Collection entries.

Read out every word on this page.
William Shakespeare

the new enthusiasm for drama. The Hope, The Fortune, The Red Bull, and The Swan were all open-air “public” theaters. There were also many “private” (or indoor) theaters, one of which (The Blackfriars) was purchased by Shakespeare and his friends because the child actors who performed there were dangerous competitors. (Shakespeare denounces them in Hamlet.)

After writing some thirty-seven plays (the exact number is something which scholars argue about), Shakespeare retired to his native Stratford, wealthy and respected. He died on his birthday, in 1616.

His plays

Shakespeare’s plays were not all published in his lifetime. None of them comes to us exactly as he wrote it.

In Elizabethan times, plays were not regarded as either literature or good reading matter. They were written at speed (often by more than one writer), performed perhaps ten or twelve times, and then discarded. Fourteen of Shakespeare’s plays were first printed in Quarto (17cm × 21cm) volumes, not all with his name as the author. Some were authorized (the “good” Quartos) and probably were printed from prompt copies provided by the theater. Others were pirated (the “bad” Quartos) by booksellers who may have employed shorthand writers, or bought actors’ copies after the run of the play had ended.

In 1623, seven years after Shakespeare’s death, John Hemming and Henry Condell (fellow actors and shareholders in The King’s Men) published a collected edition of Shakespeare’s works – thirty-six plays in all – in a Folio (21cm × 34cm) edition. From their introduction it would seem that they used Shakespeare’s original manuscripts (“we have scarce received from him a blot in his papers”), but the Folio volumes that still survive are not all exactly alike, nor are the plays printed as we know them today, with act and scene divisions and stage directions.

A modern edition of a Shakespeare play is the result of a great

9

Stated problem. Note how many lines in the material hold the word "actors", and give that number with nothing added.

Written solution. 3